> Document section:
# Optical digital



## Guest (May 23, 2008)

Im sorry for all the questions, but I just want to get my hook-up right and not fry anything. If I run an optical digital cable from my DVD to my processor, do I still have to run the right, and left analog audio outs from my DVD to the right, and left audio in on my processor? Again Im really sorry for all the questions.
Thanks so Much,
Paul :scratch:


----------



## Otto (May 18, 2006)

Hi Paul,

You should be fine to only run the optical cable. It will supply all the audio signals you need. These will provide the best sound available for DVDs and such, unless you have HDMI.

Still, if you do happen to run the left and right RCA cables, nothing bad will happen.


----------



## Guest (May 23, 2008)

Otto,
Thanks very much, all you guys have been so helpful, I really do appriciate everything.
Paul


----------



## superchad (Mar 7, 2008)

YOu may want to install both wires so you can use the Optical for movies and hook up RCA to a CD input to avoid the Digital signal path for 2 channel music.............best of both worlds!


----------



## brucek (Apr 11, 2006)

> Probably won't make a sonic difference either way, but one would think that minimizing A/D and D/A conversions could only be a good thing


Indeed, reducing conversions is a good thing, and it certainly would make a difference. The advice is quite good though, as I suspect superchad is assuming the receiver to be operated in a direct bypass analog mode. Then the pristine analog signal from the player enjoys its best chance.

brucek


----------



## bobgpsr (Apr 20, 2006)

PCM transferred over S/PDIF (coax or optical Toslink) can have jitter induced at the AVR's DAC. Some AVR manufacturers go to extra effort to avoid jitter at the receiving end by having extra PLL clock recovery circuitry -- but not all do so. Jitter issues are audible to some listeners.

DAC's can vary in quality. IMHO the 24 bit/192 kHz Burr Brown DAC's in my Toshiba HD-XA1 are superior to those in my cheapie Panasonic HE70 AVR. The "sonic" difference is very subtle -- but IMO it is there.

IMHO "CD direct" or whatever to pass the analog audio straight through (untouched by DSP's and extra A/D & D/A conversions) is a great thing for some stereo music listening off of very well mastered CD. YMMV.


----------



## salvasol (Oct 31, 2006)

Paulie said:


> ... If I run an optical digital cable from my DVD to my processor, do I still have to run the right, and left analog audio outs from my DVD to the right, and left audio in on my processor? :scratch:


* No you don't ... just use the optical cable ... :T*


----------



## superchad (Mar 7, 2008)

DS-21 said:


> Huh? Doesn't your method mean that the digital signal from the CD will be converted to analog (RCA), back to digital (processor input), and then back again to analog (processor output)? Probably won't make a sonic difference either way, but one would think that minimizing A/D and D/A conversions could only be a good thing...

> Short task: Please list every distinct poster name that appears in the headers of the optical digital thread, giving each name only once. You won't need the material that comes after the thread.

> Element and region data:
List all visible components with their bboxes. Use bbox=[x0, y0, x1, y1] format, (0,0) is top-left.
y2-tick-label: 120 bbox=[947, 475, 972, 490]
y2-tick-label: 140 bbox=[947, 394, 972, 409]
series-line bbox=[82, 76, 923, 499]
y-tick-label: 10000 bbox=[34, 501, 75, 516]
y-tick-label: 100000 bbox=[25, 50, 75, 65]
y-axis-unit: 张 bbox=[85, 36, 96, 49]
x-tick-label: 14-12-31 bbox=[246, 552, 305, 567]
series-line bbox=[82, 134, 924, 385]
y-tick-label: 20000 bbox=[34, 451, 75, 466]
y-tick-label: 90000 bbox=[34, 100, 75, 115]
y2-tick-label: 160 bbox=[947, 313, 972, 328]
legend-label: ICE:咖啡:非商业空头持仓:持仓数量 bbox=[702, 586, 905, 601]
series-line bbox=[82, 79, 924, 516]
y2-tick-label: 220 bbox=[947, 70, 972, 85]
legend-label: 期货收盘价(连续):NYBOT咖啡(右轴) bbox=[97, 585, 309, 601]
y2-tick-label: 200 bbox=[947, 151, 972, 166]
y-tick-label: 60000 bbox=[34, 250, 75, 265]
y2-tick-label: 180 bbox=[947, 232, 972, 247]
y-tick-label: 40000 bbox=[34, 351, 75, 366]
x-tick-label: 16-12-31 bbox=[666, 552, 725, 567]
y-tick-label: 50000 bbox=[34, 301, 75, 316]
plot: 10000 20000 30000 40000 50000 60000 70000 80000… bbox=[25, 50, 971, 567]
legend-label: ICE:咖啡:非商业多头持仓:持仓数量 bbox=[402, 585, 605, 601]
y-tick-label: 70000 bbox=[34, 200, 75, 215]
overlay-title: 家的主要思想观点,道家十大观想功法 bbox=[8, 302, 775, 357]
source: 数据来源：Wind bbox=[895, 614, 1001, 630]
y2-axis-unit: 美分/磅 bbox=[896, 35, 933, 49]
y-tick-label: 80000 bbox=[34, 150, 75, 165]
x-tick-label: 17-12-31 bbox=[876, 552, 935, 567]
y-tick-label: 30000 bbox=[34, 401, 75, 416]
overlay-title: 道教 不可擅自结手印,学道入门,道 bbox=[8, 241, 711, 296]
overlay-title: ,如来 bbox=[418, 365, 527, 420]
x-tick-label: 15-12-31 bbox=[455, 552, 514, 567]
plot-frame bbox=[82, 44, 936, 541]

> Task response: Guest, Otto, superchad, brucek, bobgpsr, salvasol